Collect all lines from the records below that include the word "traffic".
* BEGIN Entries supplied *
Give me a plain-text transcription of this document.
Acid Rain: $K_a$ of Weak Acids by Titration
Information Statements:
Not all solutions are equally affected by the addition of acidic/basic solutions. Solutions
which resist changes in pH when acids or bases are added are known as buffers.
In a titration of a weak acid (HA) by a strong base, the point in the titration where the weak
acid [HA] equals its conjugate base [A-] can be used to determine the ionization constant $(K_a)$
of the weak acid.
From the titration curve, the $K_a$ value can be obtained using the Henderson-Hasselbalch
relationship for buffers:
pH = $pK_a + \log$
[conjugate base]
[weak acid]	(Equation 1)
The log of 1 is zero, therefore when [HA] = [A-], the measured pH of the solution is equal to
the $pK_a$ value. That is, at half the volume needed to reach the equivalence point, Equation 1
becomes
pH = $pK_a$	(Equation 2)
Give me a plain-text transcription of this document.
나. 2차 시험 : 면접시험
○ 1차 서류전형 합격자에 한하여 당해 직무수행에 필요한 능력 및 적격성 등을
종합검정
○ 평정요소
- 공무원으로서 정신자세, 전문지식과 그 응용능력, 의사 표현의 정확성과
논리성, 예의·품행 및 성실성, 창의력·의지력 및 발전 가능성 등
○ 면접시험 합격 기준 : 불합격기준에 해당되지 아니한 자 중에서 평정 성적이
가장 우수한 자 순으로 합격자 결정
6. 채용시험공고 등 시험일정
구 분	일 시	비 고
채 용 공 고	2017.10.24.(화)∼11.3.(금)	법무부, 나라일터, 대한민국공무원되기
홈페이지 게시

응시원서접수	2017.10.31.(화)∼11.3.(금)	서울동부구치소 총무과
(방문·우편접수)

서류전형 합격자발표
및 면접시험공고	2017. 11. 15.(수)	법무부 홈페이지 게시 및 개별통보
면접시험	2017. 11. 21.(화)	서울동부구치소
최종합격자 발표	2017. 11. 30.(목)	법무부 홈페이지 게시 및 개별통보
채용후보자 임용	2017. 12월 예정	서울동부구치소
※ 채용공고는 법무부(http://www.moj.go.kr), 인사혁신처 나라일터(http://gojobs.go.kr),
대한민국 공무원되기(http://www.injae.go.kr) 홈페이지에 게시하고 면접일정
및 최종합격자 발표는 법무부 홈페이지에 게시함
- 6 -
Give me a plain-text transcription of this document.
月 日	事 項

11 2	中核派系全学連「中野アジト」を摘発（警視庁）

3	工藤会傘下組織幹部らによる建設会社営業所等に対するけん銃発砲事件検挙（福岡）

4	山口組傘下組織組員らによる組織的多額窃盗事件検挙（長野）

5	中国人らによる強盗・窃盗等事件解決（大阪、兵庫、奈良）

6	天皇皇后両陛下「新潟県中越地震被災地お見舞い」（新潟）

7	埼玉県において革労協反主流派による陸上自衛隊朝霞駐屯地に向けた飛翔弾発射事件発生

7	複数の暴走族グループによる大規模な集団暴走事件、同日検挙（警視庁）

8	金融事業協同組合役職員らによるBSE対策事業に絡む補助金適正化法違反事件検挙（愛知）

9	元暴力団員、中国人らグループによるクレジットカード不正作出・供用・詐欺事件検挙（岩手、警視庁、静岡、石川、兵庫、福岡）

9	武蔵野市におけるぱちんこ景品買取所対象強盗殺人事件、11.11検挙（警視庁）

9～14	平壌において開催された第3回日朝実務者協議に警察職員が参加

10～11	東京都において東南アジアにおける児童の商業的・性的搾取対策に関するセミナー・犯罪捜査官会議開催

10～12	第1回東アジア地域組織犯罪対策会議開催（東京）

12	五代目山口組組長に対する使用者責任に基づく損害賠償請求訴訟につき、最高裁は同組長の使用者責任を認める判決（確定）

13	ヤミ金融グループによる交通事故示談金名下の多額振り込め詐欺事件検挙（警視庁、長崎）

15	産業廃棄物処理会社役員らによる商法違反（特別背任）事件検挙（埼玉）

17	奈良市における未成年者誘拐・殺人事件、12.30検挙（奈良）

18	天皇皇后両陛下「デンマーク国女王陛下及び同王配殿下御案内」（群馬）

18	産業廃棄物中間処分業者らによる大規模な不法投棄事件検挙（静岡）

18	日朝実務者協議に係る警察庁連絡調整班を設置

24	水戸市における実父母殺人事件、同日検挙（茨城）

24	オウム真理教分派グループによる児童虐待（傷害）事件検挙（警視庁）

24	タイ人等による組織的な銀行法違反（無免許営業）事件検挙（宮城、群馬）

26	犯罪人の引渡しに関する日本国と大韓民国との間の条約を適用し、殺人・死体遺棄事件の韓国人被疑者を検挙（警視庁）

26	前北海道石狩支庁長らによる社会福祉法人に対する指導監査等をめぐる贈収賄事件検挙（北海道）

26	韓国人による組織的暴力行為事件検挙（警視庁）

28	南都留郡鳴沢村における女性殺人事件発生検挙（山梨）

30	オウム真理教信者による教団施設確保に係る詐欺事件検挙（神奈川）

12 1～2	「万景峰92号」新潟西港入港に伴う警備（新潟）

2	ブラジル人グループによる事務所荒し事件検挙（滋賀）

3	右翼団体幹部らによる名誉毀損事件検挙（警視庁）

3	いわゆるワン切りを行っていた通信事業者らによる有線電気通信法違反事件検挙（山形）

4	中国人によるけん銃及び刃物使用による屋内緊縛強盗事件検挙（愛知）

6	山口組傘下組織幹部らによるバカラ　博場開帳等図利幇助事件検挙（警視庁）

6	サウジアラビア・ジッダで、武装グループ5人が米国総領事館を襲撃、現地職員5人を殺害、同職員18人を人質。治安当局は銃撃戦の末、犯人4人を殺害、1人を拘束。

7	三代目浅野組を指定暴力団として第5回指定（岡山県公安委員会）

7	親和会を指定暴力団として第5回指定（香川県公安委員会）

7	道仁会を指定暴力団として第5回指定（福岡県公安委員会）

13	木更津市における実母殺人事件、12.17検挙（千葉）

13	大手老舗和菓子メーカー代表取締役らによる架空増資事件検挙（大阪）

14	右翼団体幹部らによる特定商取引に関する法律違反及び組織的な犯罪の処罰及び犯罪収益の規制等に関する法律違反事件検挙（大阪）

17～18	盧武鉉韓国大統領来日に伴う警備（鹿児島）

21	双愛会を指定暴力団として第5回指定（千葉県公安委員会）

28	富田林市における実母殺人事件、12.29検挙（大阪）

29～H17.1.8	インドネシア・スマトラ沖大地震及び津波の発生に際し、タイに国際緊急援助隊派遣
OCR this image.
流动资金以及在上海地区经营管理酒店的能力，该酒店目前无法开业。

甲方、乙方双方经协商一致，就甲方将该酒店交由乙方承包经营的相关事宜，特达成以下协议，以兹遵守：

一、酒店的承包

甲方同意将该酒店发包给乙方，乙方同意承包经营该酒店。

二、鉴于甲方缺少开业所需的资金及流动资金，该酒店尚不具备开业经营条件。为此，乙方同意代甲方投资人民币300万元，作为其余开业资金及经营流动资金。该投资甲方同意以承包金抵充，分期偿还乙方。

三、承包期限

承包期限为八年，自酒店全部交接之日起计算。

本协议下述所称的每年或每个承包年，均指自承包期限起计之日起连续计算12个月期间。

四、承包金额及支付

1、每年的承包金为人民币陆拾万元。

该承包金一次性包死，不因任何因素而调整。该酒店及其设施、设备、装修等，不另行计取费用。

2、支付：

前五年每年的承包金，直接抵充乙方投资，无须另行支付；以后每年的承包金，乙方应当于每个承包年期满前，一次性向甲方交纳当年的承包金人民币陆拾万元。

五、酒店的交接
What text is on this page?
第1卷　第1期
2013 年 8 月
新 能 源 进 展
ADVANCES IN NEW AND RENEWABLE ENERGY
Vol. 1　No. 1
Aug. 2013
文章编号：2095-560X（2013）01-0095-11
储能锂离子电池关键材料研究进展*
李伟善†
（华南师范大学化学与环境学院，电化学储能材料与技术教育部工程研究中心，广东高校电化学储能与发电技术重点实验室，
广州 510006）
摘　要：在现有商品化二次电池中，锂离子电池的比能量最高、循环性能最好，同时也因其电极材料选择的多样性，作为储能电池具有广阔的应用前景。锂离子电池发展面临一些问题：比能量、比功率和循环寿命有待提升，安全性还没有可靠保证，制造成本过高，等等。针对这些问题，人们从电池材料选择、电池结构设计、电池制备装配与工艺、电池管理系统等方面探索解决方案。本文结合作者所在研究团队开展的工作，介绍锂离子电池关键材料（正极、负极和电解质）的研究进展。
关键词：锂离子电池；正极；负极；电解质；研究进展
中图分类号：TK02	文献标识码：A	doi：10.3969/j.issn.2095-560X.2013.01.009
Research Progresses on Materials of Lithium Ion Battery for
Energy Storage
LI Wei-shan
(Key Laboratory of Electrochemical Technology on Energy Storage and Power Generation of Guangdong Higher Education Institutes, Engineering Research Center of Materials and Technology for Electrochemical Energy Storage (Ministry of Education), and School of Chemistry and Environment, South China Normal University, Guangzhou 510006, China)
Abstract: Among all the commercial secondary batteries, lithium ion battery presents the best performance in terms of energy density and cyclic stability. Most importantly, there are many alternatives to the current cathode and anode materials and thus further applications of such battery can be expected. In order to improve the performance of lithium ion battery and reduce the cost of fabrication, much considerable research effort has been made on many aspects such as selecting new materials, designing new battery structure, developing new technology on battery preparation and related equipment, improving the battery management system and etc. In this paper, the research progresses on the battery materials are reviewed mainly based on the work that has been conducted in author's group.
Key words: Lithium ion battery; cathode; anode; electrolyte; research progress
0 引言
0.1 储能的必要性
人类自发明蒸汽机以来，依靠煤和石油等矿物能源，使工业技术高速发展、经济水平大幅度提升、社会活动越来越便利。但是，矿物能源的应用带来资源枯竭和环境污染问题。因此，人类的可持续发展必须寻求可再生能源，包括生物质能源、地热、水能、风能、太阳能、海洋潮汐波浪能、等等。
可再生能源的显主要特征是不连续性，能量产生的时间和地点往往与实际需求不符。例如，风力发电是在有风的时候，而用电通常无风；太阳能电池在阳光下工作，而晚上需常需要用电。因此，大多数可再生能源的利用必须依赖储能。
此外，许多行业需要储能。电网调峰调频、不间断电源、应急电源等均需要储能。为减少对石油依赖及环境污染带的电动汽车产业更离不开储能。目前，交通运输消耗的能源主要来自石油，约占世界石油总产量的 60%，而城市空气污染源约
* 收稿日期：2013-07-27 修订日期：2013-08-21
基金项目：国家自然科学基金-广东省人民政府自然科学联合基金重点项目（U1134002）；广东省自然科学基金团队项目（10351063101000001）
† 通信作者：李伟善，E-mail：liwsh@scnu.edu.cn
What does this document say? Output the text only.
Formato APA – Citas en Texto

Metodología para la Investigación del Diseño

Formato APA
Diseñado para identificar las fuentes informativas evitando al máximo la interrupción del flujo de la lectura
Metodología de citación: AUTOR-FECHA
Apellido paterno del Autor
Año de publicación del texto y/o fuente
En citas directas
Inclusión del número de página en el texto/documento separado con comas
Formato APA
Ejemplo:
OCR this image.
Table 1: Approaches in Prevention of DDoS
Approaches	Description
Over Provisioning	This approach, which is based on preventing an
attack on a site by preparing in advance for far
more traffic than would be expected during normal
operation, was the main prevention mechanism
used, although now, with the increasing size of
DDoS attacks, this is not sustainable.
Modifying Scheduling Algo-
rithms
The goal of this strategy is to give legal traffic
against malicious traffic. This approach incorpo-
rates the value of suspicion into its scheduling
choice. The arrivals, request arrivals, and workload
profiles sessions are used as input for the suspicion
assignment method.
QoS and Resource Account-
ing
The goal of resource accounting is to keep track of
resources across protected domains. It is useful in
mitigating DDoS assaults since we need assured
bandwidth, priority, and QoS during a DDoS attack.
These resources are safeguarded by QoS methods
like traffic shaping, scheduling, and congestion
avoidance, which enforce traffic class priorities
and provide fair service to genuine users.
* END Entries supplied *
## Answer to the exercise
more traffic than would be expected during normal
The goal of this strategy is to give legal traffic
against malicious traffic. This approach incorpo-
like traffic shaping, scheduling, and congestion
avoidance, which enforce traffic class priorities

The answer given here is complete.